To do — Begin with the line that contains "Parse this screenshot: output" and transcribe each line after it, up to and including the last line of the listing below.

Data supplied —
——

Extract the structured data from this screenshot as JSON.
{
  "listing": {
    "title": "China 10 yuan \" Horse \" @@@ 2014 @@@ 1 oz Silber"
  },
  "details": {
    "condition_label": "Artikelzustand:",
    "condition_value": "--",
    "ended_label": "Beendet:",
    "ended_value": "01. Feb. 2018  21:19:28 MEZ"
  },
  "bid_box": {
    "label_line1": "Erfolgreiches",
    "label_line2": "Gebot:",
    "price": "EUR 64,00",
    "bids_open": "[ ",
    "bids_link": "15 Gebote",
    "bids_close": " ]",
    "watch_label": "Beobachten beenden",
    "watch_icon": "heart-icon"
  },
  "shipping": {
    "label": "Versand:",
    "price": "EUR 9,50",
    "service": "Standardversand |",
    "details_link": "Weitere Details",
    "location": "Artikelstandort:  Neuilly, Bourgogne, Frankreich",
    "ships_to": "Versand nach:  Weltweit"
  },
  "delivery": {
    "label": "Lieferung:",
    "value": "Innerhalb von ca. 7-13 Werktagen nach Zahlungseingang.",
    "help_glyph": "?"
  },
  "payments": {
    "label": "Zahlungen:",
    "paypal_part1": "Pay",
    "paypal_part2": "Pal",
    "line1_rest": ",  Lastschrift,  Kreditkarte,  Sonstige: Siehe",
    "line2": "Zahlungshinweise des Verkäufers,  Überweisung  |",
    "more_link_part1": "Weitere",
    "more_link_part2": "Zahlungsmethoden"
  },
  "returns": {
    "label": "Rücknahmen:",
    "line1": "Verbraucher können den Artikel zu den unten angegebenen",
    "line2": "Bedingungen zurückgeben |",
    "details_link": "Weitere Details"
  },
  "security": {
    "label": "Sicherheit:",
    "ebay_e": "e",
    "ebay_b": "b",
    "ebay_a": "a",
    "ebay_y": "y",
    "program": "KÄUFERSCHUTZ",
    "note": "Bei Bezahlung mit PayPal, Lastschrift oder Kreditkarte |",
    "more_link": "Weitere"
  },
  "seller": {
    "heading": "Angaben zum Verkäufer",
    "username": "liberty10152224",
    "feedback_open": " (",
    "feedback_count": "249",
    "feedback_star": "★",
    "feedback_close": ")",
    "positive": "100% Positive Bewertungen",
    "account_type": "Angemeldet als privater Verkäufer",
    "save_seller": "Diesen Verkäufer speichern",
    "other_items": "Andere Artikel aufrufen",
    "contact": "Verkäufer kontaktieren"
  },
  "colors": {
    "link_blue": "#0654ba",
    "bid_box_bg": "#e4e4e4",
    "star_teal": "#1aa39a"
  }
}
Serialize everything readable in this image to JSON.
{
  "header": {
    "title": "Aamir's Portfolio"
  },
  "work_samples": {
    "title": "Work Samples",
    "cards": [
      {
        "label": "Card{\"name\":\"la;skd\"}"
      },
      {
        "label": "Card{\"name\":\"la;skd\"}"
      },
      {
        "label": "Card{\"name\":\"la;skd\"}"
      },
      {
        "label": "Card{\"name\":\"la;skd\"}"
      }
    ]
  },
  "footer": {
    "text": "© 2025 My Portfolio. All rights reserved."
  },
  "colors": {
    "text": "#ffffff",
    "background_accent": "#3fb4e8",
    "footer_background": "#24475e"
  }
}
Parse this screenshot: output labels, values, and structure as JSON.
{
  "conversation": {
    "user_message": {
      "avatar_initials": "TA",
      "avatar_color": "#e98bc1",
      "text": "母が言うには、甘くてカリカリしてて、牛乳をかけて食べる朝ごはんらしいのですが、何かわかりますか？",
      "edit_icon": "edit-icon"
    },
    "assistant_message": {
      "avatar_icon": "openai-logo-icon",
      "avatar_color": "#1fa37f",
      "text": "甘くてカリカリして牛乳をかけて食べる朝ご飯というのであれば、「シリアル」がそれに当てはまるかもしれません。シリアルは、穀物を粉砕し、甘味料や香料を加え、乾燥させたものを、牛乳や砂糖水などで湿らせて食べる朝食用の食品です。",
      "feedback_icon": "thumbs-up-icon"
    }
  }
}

——

Solution to the problem —
Parse this screenshot: output labels, values, and structure as JSON.
{
  "conversation": {
    "user_message": {
      "avatar_initials": "TA",
      "avatar_color": "#e98bc1",
      "text": "母が言うには、甘くてカリカリしてて、牛乳をかけて食べる朝ごはんらしいのですが、何かわかりますか？",
      "edit_icon": "edit-icon"
    },
    "assistant_message": {
      "avatar_icon": "openai-logo-icon",
      "avatar_color": "#1fa37f",
      "text": "甘くてカリカリして牛乳をかけて食べる朝ご飯というのであれば、「シリアル」がそれに当てはまるかもしれません。シリアルは、穀物を粉砕し、甘味料や香料を加え、乾燥させたものを、牛乳や砂糖水などで湿らせて食べる朝食用の食品です。",
      "feedback_icon": "thumbs-up-icon"
    }
  }
}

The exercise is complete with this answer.